Listed entries:
---

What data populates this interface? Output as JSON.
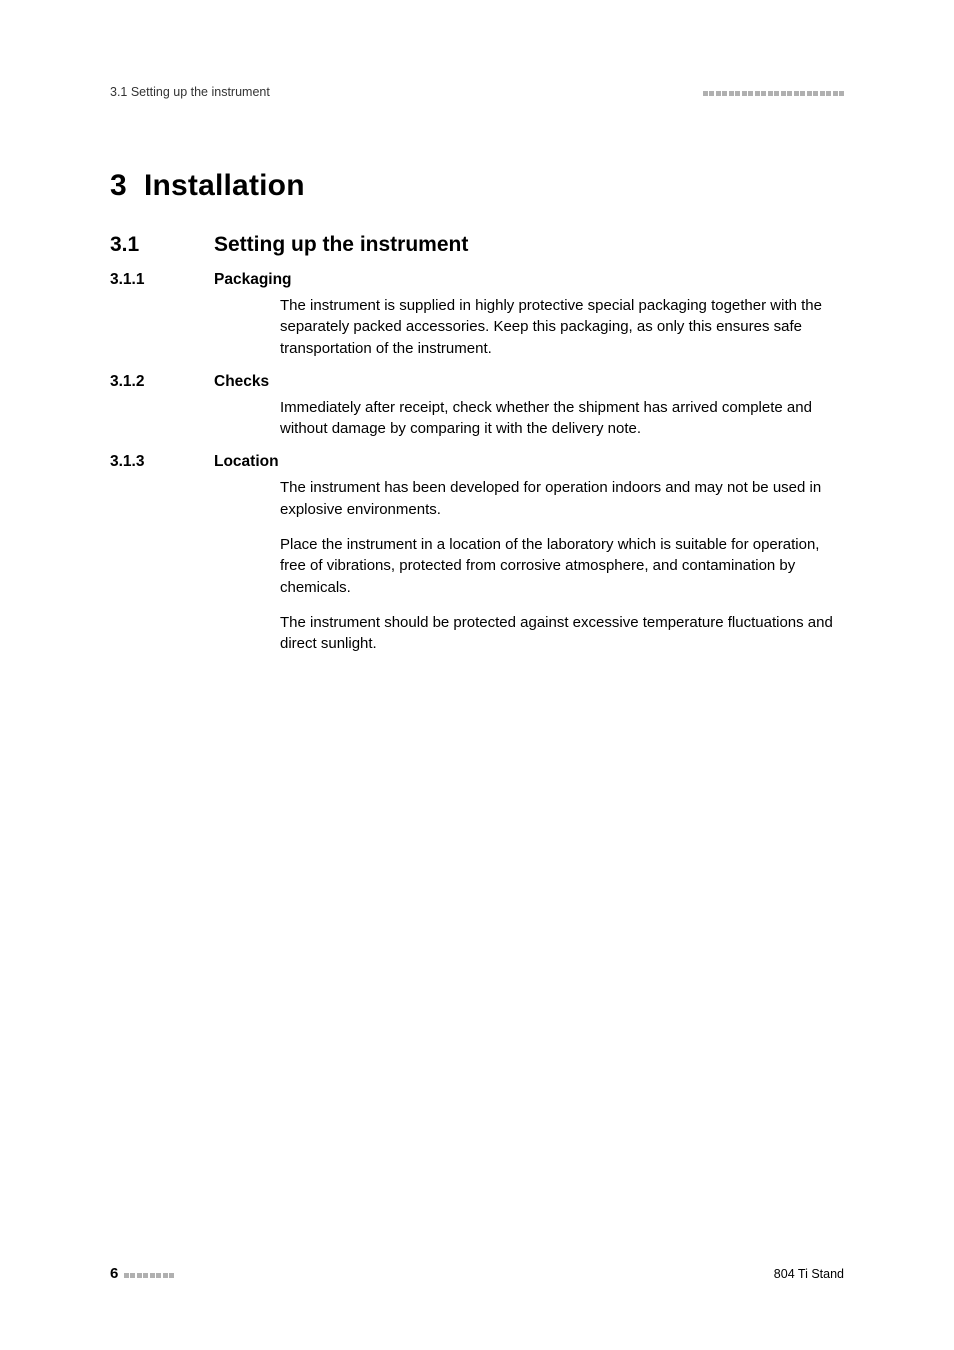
{
  "header": {
    "left": "3.1 Setting up the instrument",
    "squares_count": 22
  },
  "chapter": {
    "num": "3",
    "title": "Installation"
  },
  "section": {
    "num": "3.1",
    "title": "Setting up the instrument"
  },
  "sub1": {
    "num": "3.1.1",
    "title": "Packaging",
    "p1": "The instrument is supplied in highly protective special packaging together with the separately packed accessories. Keep this packaging, as only this ensures safe transportation of the instrument."
  },
  "sub2": {
    "num": "3.1.2",
    "title": "Checks",
    "p1": "Immediately after receipt, check whether the shipment has arrived complete and without damage by comparing it with the delivery note."
  },
  "sub3": {
    "num": "3.1.3",
    "title": "Location",
    "p1": "The instrument has been developed for operation indoors and may not be used in explosive environments.",
    "p2": "Place the instrument in a location of the laboratory which is suitable for operation, free of vibrations, protected from corrosive atmosphere, and contamination by chemicals.",
    "p3": "The instrument should be protected against excessive temperature fluctuations and direct sunlight."
  },
  "footer": {
    "page": "6",
    "squares_count": 8,
    "right": "804 Ti Stand"
  }
}
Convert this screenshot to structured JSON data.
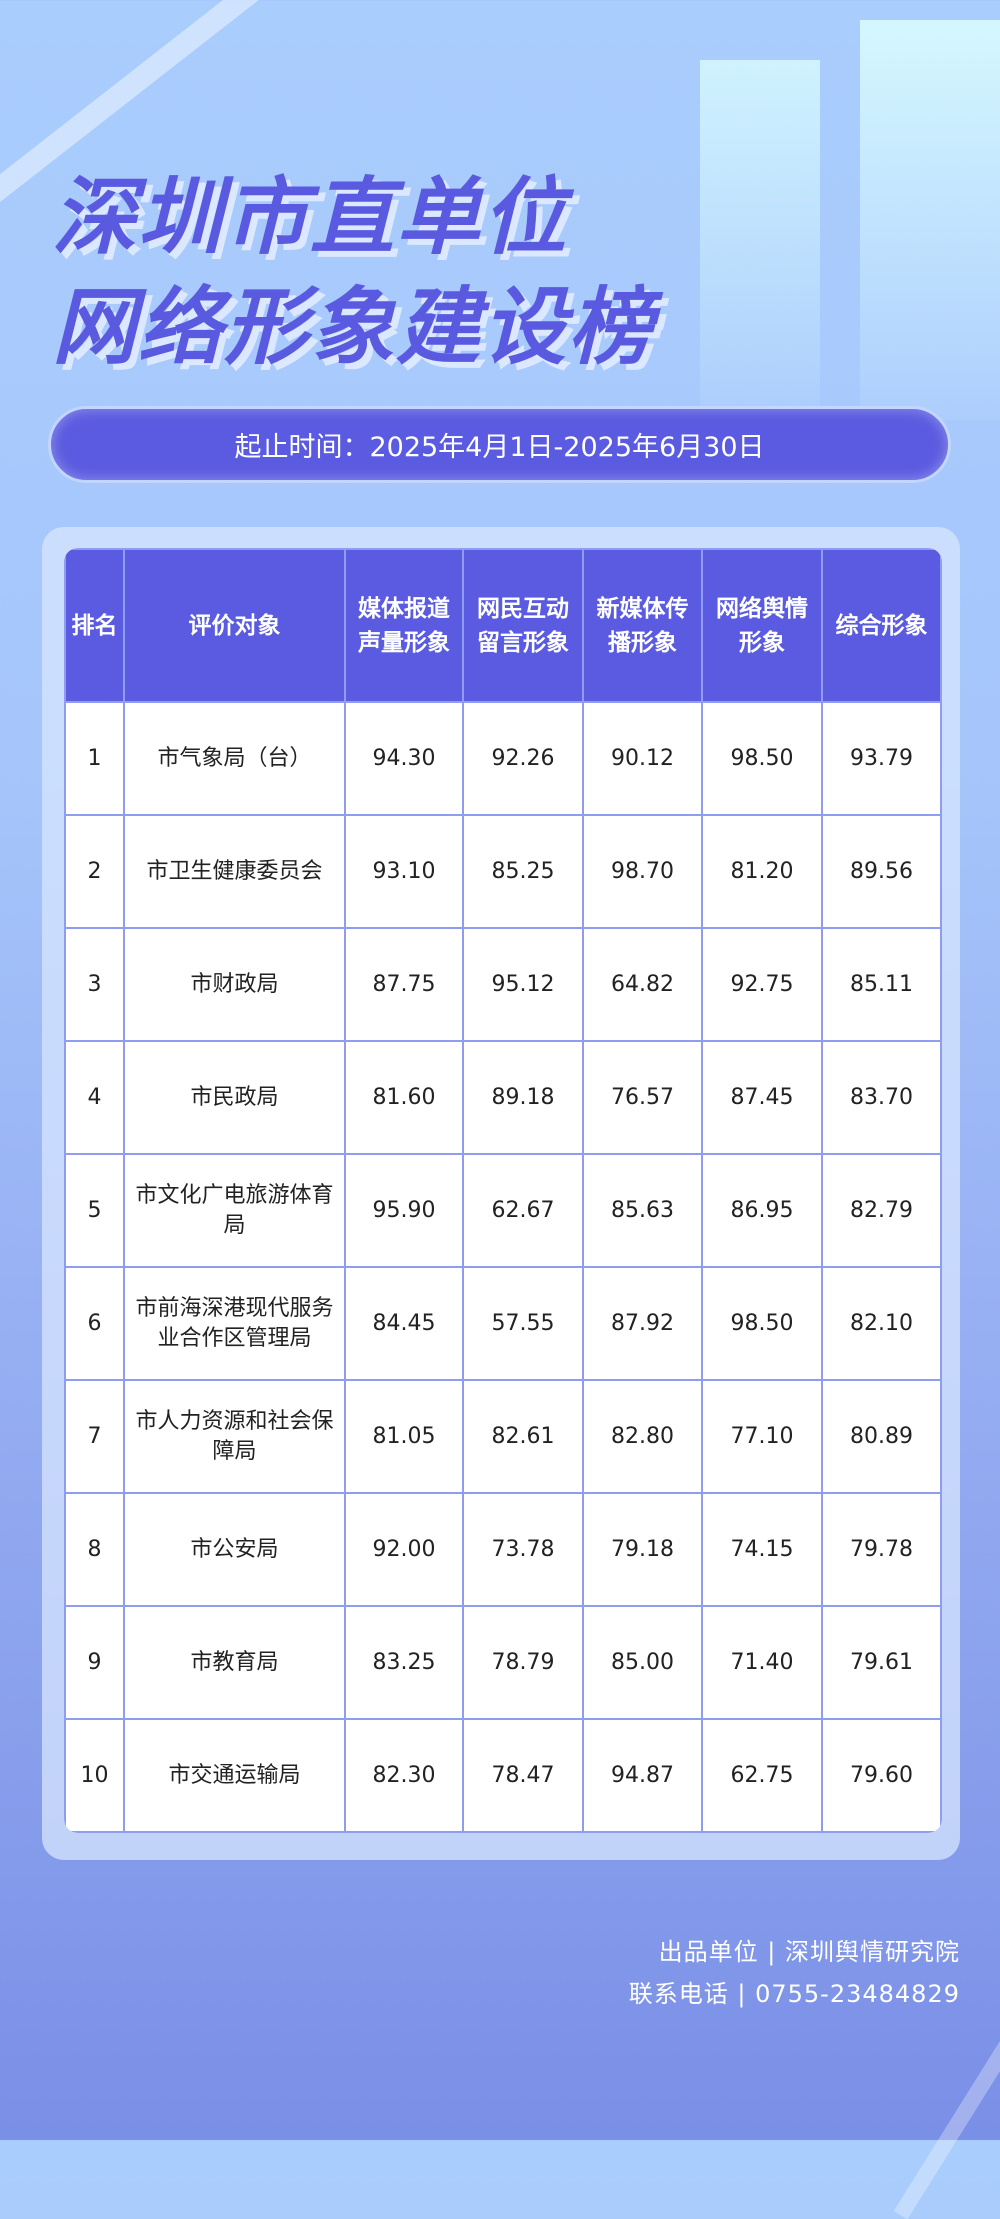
{
  "title": {
    "line1": "深圳市直单位",
    "line2": "网络形象建设榜"
  },
  "period": "起止时间：2025年4月1日-2025年6月30日",
  "table": {
    "headers": [
      "排名",
      "评价对象",
      "媒体报道声量形象",
      "网民互动留言形象",
      "新媒体传播形象",
      "网络舆情形象",
      "综合形象"
    ],
    "rows": [
      [
        "1",
        "市气象局（台）",
        "94.30",
        "92.26",
        "90.12",
        "98.50",
        "93.79"
      ],
      [
        "2",
        "市卫生健康委员会",
        "93.10",
        "85.25",
        "98.70",
        "81.20",
        "89.56"
      ],
      [
        "3",
        "市财政局",
        "87.75",
        "95.12",
        "64.82",
        "92.75",
        "85.11"
      ],
      [
        "4",
        "市民政局",
        "81.60",
        "89.18",
        "76.57",
        "87.45",
        "83.70"
      ],
      [
        "5",
        "市文化广电旅游体育局",
        "95.90",
        "62.67",
        "85.63",
        "86.95",
        "82.79"
      ],
      [
        "6",
        "市前海深港现代服务业合作区管理局",
        "84.45",
        "57.55",
        "87.92",
        "98.50",
        "82.10"
      ],
      [
        "7",
        "市人力资源和社会保障局",
        "81.05",
        "82.61",
        "82.80",
        "77.10",
        "80.89"
      ],
      [
        "8",
        "市公安局",
        "92.00",
        "73.78",
        "79.18",
        "74.15",
        "79.78"
      ],
      [
        "9",
        "市教育局",
        "83.25",
        "78.79",
        "85.00",
        "71.40",
        "79.61"
      ],
      [
        "10",
        "市交通运输局",
        "82.30",
        "78.47",
        "94.87",
        "62.75",
        "79.60"
      ]
    ]
  },
  "footer": {
    "producer": "出品单位 | 深圳舆情研究院",
    "contact": "联系电话 | 0755-23484829"
  },
  "colors": {
    "accent": "#5a5be0",
    "border": "#8e9df0"
  }
}
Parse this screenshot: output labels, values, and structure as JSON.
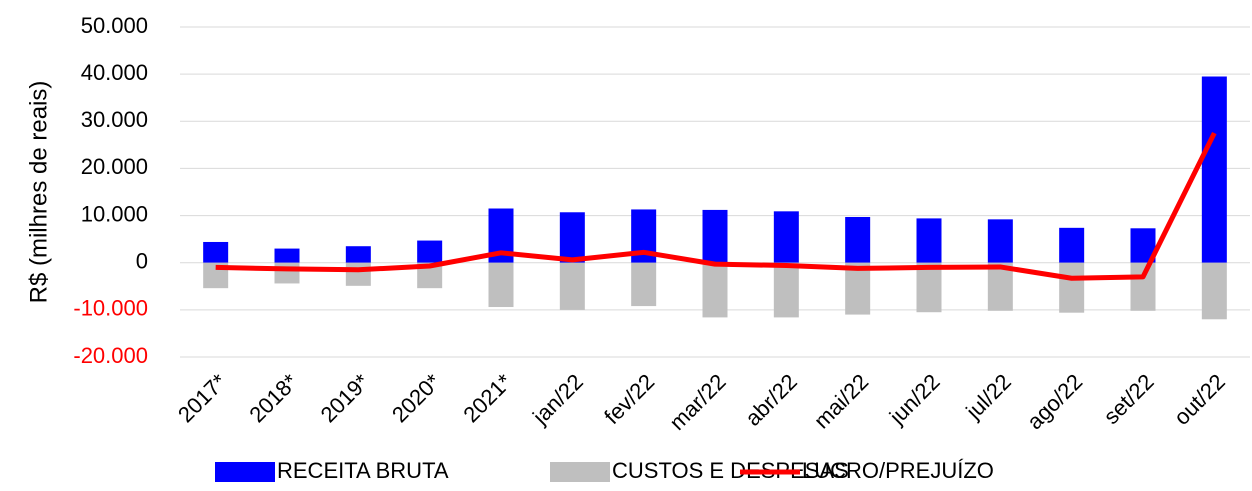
{
  "chart_data": {
    "type": "bar_line",
    "y_label": "R$ (milhres de reais)",
    "categories": [
      "2017*",
      "2018*",
      "2019*",
      "2020*",
      "2021*",
      "jan/22",
      "fev/22",
      "mar/22",
      "abr/22",
      "mai/22",
      "jun/22",
      "jul/22",
      "ago/22",
      "set/22",
      "out/22"
    ],
    "series": [
      {
        "name": "RECEITA BRUTA",
        "type": "bar",
        "color": "#0000ff",
        "values": [
          4400,
          3000,
          3500,
          4700,
          11500,
          10700,
          11300,
          11200,
          10900,
          9700,
          9400,
          9200,
          7400,
          7300,
          39500
        ]
      },
      {
        "name": "CUSTOS E DESPESAS",
        "type": "bar",
        "color": "#bfbfbf",
        "values": [
          -5400,
          -4400,
          -4900,
          -5400,
          -9400,
          -10000,
          -9200,
          -11600,
          -11600,
          -11000,
          -10500,
          -10200,
          -10600,
          -10200,
          -12000
        ]
      },
      {
        "name": "LUCRO/PREJUÍZO",
        "type": "line",
        "color": "#ff0000",
        "values": [
          -1000,
          -1300,
          -1500,
          -700,
          2100,
          600,
          2200,
          -300,
          -600,
          -1200,
          -1000,
          -900,
          -3300,
          -3000,
          27500
        ]
      }
    ],
    "ylim": [
      -20000,
      50000
    ],
    "yticks": [
      {
        "value": -20000,
        "label": "-20.000"
      },
      {
        "value": -10000,
        "label": "-10.000"
      },
      {
        "value": 0,
        "label": "0"
      },
      {
        "value": 10000,
        "label": "10.000"
      },
      {
        "value": 20000,
        "label": "20.000"
      },
      {
        "value": 30000,
        "label": "30.000"
      },
      {
        "value": 40000,
        "label": "40.000"
      },
      {
        "value": 50000,
        "label": "50.000"
      }
    ],
    "negative_tick_color": "#ff0000",
    "grid": true,
    "legend": "bottom"
  }
}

---

Directive: Above are the entries; count how many of their lines contain the word "type" and give only that number.

Written reply: 4